> [JOB]:
Rewrite the material below with "Weekly Ratings" replaced by "Biweekly Ratings" and every other line left as it is. Omit the picture from your version.

> [DATA FOR THIS TASK]:
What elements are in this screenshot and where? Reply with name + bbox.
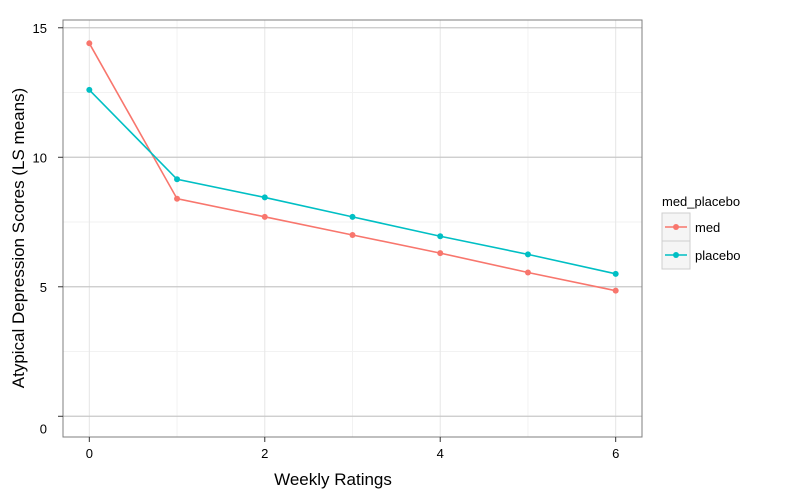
y-tick-label: 0 — [40, 421, 47, 436]
data-point-med — [174, 195, 181, 202]
data-point-placebo — [86, 86, 93, 93]
data-point-placebo — [261, 194, 268, 201]
x-axis-title: Weekly Ratings — [274, 470, 392, 489]
x-tick-label: 0 — [86, 446, 93, 461]
data-point-med — [437, 250, 444, 257]
y-axis-title: Atypical Depression Scores (LS means) — [9, 88, 28, 388]
data-point-placebo — [612, 270, 619, 277]
y-tick-label: 10 — [33, 150, 47, 165]
legend-label-placebo: placebo — [695, 248, 741, 263]
plot-border — [62, 19, 643, 438]
legend-point-med — [673, 224, 679, 230]
data-point-placebo — [437, 233, 444, 240]
legend-items: med placebo — [661, 212, 741, 270]
x-tick-label: 2 — [261, 446, 268, 461]
data-point-placebo — [349, 213, 356, 220]
data-point-placebo — [524, 251, 531, 258]
legend-label-med: med — [695, 220, 720, 235]
y-tick-label: 15 — [33, 21, 47, 36]
data-point-med — [349, 231, 356, 238]
data-point-placebo — [174, 176, 181, 183]
x-tick-label: 4 — [437, 446, 444, 461]
grid-layer — [63, 20, 642, 437]
data-point-med — [612, 287, 619, 294]
legend-point-placebo — [673, 252, 679, 258]
axes-layer: 0 2 4 6 0 5 10 15 — [33, 21, 620, 461]
y-tick-label: 5 — [40, 280, 47, 295]
data-point-med — [86, 40, 93, 47]
data-point-med — [261, 213, 268, 220]
legend: med_placebo med placebo — [661, 194, 741, 270]
data-point-med — [524, 269, 531, 276]
x-tick-label: 6 — [612, 446, 619, 461]
legend-title: med_placebo — [662, 194, 740, 209]
series-layer — [86, 40, 619, 294]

> [CORRECT RESPONSE]:
What elements are in this screenshot and where? Reply with name + bbox.
y-tick-label: 0 — [40, 421, 47, 436]
data-point-med — [174, 195, 181, 202]
data-point-placebo — [86, 86, 93, 93]
data-point-placebo — [261, 194, 268, 201]
x-axis-title: Biweekly Ratings — [274, 470, 392, 489]
x-tick-label: 0 — [86, 446, 93, 461]
data-point-med — [437, 250, 444, 257]
y-axis-title: Atypical Depression Scores (LS means) — [9, 88, 28, 388]
data-point-placebo — [612, 270, 619, 277]
y-tick-label: 10 — [33, 150, 47, 165]
legend-label-placebo: placebo — [695, 248, 741, 263]
plot-border — [62, 19, 643, 438]
legend-point-med — [673, 224, 679, 230]
data-point-placebo — [437, 233, 444, 240]
legend-items: med placebo — [661, 212, 741, 270]
x-tick-label: 2 — [261, 446, 268, 461]
data-point-placebo — [349, 213, 356, 220]
data-point-placebo — [524, 251, 531, 258]
legend-label-med: med — [695, 220, 720, 235]
y-tick-label: 15 — [33, 21, 47, 36]
data-point-med — [349, 231, 356, 238]
data-point-placebo — [174, 176, 181, 183]
x-tick-label: 4 — [437, 446, 444, 461]
grid-layer — [63, 20, 642, 437]
data-point-med — [612, 287, 619, 294]
legend-point-placebo — [673, 252, 679, 258]
axes-layer: 0 2 4 6 0 5 10 15 — [33, 21, 620, 461]
y-tick-label: 5 — [40, 280, 47, 295]
data-point-med — [86, 40, 93, 47]
data-point-med — [261, 213, 268, 220]
legend: med_placebo med placebo — [661, 194, 741, 270]
data-point-med — [524, 269, 531, 276]
x-tick-label: 6 — [612, 446, 619, 461]
legend-title: med_placebo — [662, 194, 740, 209]
series-layer — [86, 40, 619, 294]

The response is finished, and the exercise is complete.